### Prompt
Present every line in which the string "Greenhouse" appears.

### Exercise material
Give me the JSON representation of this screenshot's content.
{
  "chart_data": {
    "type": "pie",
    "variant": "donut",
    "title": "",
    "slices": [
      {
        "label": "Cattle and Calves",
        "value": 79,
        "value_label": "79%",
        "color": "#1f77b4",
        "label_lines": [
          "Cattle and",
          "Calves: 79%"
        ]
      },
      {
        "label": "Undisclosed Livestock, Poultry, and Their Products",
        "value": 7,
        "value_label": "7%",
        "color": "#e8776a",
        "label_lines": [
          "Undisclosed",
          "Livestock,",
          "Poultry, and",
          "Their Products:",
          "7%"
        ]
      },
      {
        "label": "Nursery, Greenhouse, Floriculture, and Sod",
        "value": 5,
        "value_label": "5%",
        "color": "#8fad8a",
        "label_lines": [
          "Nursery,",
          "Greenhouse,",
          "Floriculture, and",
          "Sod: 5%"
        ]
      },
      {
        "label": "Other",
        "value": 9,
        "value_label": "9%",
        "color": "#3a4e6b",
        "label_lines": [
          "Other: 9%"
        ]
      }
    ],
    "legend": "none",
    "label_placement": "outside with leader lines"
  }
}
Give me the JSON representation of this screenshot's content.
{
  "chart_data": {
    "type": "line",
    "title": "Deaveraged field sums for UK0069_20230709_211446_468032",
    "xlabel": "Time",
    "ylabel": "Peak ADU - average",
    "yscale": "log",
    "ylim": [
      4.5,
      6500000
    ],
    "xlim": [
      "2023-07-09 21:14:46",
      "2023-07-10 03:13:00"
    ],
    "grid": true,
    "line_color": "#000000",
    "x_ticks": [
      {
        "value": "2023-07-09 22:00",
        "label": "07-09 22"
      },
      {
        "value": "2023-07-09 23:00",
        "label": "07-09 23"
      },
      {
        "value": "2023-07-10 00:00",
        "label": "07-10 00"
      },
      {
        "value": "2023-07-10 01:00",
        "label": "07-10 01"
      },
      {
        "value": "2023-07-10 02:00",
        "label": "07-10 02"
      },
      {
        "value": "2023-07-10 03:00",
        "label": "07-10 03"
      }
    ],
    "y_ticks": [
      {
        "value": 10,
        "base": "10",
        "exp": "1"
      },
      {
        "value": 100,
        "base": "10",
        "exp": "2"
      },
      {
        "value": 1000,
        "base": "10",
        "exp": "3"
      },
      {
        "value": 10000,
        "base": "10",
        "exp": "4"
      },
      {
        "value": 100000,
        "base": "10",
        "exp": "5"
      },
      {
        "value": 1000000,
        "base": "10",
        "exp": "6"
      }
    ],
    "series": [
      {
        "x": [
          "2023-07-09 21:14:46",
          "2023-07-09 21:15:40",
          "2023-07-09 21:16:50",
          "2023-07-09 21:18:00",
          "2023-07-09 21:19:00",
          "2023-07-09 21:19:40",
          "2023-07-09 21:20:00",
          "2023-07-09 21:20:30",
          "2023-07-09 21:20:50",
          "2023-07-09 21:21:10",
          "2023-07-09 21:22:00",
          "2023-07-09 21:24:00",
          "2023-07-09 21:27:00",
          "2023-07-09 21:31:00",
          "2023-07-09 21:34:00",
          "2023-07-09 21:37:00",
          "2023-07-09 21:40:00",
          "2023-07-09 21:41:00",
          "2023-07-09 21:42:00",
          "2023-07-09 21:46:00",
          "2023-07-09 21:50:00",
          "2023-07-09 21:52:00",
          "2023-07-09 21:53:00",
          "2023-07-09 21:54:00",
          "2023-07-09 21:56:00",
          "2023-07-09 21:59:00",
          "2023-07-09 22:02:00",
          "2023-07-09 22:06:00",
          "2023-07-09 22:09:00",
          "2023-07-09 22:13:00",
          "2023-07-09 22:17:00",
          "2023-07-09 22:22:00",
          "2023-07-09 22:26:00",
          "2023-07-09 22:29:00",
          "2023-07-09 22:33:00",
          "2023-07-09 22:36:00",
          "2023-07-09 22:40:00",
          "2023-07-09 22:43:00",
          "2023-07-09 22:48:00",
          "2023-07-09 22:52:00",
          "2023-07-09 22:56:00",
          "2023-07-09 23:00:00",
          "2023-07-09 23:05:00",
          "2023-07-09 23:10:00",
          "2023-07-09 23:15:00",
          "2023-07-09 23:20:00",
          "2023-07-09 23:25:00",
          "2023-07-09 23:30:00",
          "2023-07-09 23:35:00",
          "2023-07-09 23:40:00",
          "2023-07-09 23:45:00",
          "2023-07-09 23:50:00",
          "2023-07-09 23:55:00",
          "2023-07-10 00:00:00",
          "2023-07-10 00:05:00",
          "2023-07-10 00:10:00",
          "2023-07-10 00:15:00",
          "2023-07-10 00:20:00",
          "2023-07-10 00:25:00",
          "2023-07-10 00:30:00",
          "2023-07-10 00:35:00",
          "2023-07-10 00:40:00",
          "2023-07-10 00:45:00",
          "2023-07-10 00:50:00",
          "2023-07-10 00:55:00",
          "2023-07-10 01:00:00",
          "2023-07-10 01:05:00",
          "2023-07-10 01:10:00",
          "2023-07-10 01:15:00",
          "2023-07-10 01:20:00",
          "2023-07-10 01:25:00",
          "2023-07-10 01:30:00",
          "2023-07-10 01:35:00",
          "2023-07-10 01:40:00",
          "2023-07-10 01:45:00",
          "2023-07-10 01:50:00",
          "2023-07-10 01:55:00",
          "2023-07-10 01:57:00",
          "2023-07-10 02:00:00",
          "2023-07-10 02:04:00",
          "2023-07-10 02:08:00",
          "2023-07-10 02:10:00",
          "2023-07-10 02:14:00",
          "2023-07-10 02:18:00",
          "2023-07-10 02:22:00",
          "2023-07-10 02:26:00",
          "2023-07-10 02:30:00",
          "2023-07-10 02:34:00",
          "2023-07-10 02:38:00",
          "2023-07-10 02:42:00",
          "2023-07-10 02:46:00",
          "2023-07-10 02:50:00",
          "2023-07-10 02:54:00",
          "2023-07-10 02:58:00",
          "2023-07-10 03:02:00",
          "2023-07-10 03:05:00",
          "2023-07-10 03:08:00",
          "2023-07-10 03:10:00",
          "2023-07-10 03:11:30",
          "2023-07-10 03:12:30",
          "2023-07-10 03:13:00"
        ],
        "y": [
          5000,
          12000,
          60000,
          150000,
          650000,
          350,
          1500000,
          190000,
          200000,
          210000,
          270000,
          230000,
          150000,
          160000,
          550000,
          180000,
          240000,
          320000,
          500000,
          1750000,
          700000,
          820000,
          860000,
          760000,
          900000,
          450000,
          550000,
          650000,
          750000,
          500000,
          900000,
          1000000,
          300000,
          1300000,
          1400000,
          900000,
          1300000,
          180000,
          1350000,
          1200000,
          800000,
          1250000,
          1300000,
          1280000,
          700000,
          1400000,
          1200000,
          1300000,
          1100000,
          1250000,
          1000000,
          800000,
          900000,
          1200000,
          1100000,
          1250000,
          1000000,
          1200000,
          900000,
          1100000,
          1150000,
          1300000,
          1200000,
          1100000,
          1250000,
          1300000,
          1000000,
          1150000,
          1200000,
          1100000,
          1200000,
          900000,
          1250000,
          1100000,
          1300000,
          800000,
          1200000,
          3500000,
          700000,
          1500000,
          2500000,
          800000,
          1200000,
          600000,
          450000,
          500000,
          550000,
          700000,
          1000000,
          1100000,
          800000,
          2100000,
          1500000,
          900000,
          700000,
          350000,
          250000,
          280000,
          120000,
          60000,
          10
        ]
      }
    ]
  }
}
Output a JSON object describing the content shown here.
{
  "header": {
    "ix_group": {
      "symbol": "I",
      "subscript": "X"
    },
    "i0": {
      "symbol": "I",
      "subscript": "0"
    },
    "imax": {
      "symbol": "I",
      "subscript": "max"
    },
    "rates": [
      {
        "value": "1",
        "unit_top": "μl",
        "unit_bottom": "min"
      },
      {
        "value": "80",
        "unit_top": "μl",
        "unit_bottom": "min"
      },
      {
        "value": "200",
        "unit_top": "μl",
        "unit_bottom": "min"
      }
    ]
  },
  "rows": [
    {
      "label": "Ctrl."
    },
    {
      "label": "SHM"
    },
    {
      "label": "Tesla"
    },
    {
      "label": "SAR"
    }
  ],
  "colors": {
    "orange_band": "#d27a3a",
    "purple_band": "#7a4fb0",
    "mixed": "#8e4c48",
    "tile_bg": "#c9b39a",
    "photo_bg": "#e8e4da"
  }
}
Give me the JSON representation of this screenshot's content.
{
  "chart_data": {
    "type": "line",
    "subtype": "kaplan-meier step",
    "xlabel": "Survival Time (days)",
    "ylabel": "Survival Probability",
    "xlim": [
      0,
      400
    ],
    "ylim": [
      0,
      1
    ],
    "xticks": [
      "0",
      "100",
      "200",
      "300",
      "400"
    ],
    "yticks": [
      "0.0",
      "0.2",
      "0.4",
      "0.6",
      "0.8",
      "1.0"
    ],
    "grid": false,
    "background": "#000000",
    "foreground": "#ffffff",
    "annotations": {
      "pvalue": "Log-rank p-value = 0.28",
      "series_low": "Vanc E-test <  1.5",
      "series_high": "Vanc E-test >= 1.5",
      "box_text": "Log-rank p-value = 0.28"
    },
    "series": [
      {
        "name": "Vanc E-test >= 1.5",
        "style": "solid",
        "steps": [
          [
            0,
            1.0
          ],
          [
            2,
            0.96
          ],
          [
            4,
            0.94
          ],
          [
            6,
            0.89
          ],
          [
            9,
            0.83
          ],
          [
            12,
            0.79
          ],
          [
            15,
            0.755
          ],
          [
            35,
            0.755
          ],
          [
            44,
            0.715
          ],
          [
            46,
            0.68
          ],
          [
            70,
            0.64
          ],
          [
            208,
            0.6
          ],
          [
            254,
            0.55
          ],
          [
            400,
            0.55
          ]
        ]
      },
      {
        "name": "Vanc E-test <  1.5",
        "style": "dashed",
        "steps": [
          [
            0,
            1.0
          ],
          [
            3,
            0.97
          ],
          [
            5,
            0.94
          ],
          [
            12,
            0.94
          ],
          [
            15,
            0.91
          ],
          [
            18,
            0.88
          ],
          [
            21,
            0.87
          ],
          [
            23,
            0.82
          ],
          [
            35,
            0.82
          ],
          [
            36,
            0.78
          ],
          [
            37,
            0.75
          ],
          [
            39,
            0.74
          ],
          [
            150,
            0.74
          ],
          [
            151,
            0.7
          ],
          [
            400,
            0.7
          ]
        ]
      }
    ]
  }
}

### Expected answer
        "label": "Nursery, Greenhouse, Floriculture, and Sod",
          "Greenhouse,",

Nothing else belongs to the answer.